## Required task
Write out the data below in full. Keep it exact.

--------------------------------

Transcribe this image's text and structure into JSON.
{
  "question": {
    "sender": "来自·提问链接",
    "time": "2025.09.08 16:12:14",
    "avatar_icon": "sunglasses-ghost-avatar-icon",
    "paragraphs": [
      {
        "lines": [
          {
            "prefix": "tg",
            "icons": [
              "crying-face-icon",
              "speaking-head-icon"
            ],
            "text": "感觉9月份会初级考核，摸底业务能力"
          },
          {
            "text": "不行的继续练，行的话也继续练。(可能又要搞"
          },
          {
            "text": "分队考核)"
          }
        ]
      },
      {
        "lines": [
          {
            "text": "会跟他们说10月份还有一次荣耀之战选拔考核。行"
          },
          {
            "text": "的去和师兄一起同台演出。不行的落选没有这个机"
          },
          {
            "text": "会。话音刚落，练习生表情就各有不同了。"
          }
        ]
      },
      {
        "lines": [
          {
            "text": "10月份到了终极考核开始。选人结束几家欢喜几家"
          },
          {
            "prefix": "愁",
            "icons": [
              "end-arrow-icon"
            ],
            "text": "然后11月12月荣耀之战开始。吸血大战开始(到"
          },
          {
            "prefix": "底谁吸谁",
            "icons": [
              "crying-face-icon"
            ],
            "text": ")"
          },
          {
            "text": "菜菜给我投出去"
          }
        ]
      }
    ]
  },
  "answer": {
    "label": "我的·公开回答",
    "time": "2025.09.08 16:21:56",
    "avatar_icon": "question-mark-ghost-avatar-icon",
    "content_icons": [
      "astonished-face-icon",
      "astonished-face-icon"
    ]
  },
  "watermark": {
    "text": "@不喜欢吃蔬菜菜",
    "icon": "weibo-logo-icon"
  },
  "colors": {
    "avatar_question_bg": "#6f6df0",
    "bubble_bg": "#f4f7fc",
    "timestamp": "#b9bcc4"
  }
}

--------------------------------

## Response
Transcribe this image's text and structure into JSON.
{
  "question": {
    "sender": "来自·提问链接",
    "time": "2025.09.08 16:12:14",
    "avatar_icon": "sunglasses-ghost-avatar-icon",
    "paragraphs": [
      {
        "lines": [
          {
            "prefix": "tg",
            "icons": [
              "crying-face-icon",
              "speaking-head-icon"
            ],
            "text": "感觉9月份会初级考核，摸底业务能力"
          },
          {
            "text": "不行的继续练，行的话也继续练。(可能又要搞"
          },
          {
            "text": "分队考核)"
          }
        ]
      },
      {
        "lines": [
          {
            "text": "会跟他们说10月份还有一次荣耀之战选拔考核。行"
          },
          {
            "text": "的去和师兄一起同台演出。不行的落选没有这个机"
          },
          {
            "text": "会。话音刚落，练习生表情就各有不同了。"
          }
        ]
      },
      {
        "lines": [
          {
            "text": "10月份到了终极考核开始。选人结束几家欢喜几家"
          },
          {
            "prefix": "愁",
            "icons": [
              "end-arrow-icon"
            ],
            "text": "然后11月12月荣耀之战开始。吸血大战开始(到"
          },
          {
            "prefix": "底谁吸谁",
            "icons": [
              "crying-face-icon"
            ],
            "text": ")"
          },
          {
            "text": "菜菜给我投出去"
          }
        ]
      }
    ]
  },
  "answer": {
    "label": "我的·公开回答",
    "time": "2025.09.08 16:21:56",
    "avatar_icon": "question-mark-ghost-avatar-icon",
    "content_icons": [
      "astonished-face-icon",
      "astonished-face-icon"
    ]
  },
  "watermark": {
    "text": "@不喜欢吃蔬菜菜",
    "icon": "weibo-logo-icon"
  },
  "colors": {
    "avatar_question_bg": "#6f6df0",
    "bubble_bg": "#f4f7fc",
    "timestamp": "#b9bcc4"
  }
}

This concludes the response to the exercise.